* **WHAT TO PRODUCE**
Transcribe all the entries word for word, but omit the images.

<<<<

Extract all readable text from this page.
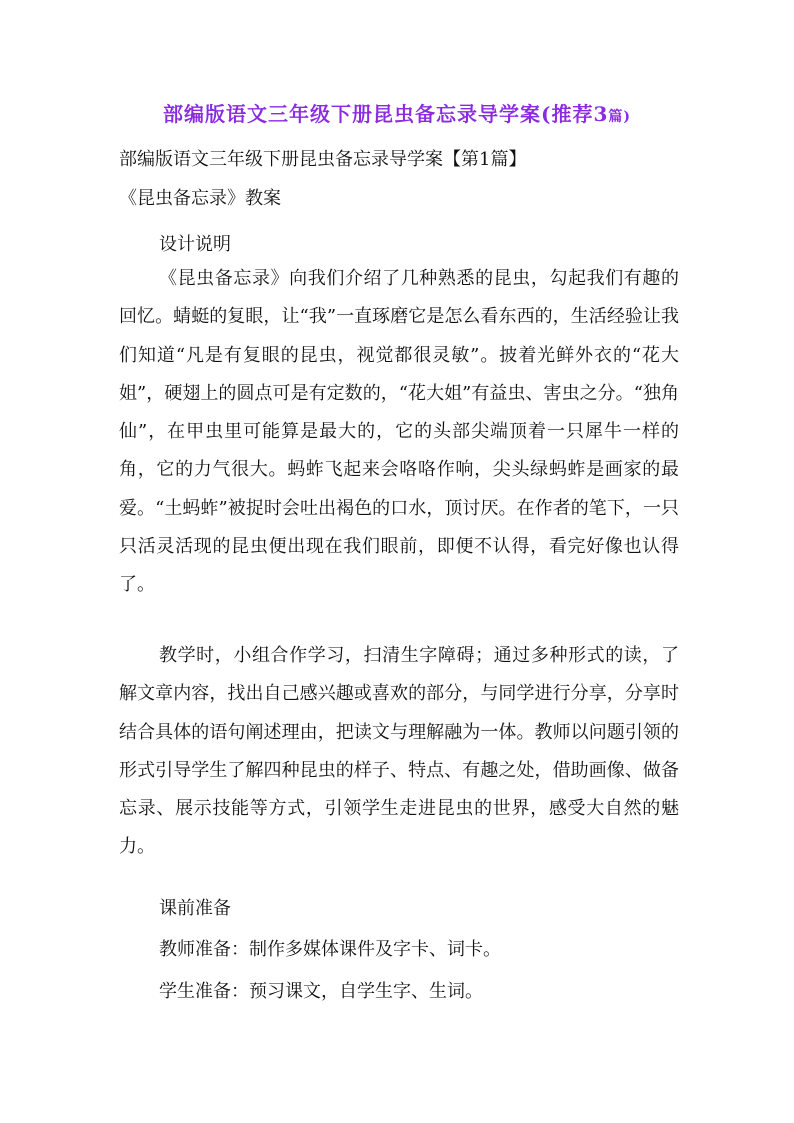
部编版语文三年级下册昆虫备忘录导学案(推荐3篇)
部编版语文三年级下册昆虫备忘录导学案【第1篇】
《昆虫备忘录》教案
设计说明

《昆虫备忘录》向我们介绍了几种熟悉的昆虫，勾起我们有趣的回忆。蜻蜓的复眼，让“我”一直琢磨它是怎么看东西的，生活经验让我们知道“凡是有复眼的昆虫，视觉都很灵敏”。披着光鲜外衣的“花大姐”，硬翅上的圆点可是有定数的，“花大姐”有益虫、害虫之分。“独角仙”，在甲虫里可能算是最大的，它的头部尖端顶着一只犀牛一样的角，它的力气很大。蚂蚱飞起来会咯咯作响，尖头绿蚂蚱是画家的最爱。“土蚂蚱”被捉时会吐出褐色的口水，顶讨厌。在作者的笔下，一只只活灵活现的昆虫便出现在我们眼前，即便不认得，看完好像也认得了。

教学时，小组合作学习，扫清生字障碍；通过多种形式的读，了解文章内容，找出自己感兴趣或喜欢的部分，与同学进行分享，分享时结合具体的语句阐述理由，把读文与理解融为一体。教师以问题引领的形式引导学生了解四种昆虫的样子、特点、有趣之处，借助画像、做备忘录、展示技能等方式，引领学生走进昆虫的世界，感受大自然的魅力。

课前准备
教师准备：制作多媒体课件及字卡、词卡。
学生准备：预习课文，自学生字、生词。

>>>>

* **COMPLETED EXERCISE**
Extract all readable text from this page.
部编版语文三年级下册昆虫备忘录导学案(推荐3篇)
部编版语文三年级下册昆虫备忘录导学案【第1篇】
《昆虫备忘录》教案
设计说明

《昆虫备忘录》向我们介绍了几种熟悉的昆虫，勾起我们有趣的回忆。蜻蜓的复眼，让“我”一直琢磨它是怎么看东西的，生活经验让我们知道“凡是有复眼的昆虫，视觉都很灵敏”。披着光鲜外衣的“花大姐”，硬翅上的圆点可是有定数的，“花大姐”有益虫、害虫之分。“独角仙”，在甲虫里可能算是最大的，它的头部尖端顶着一只犀牛一样的角，它的力气很大。蚂蚱飞起来会咯咯作响，尖头绿蚂蚱是画家的最爱。“土蚂蚱”被捉时会吐出褐色的口水，顶讨厌。在作者的笔下，一只只活灵活现的昆虫便出现在我们眼前，即便不认得，看完好像也认得了。

教学时，小组合作学习，扫清生字障碍；通过多种形式的读，了解文章内容，找出自己感兴趣或喜欢的部分，与同学进行分享，分享时结合具体的语句阐述理由，把读文与理解融为一体。教师以问题引领的形式引导学生了解四种昆虫的样子、特点、有趣之处，借助画像、做备忘录、展示技能等方式，引领学生走进昆虫的世界，感受大自然的魅力。

课前准备
教师准备：制作多媒体课件及字卡、词卡。
学生准备：预习课文，自学生字、生词。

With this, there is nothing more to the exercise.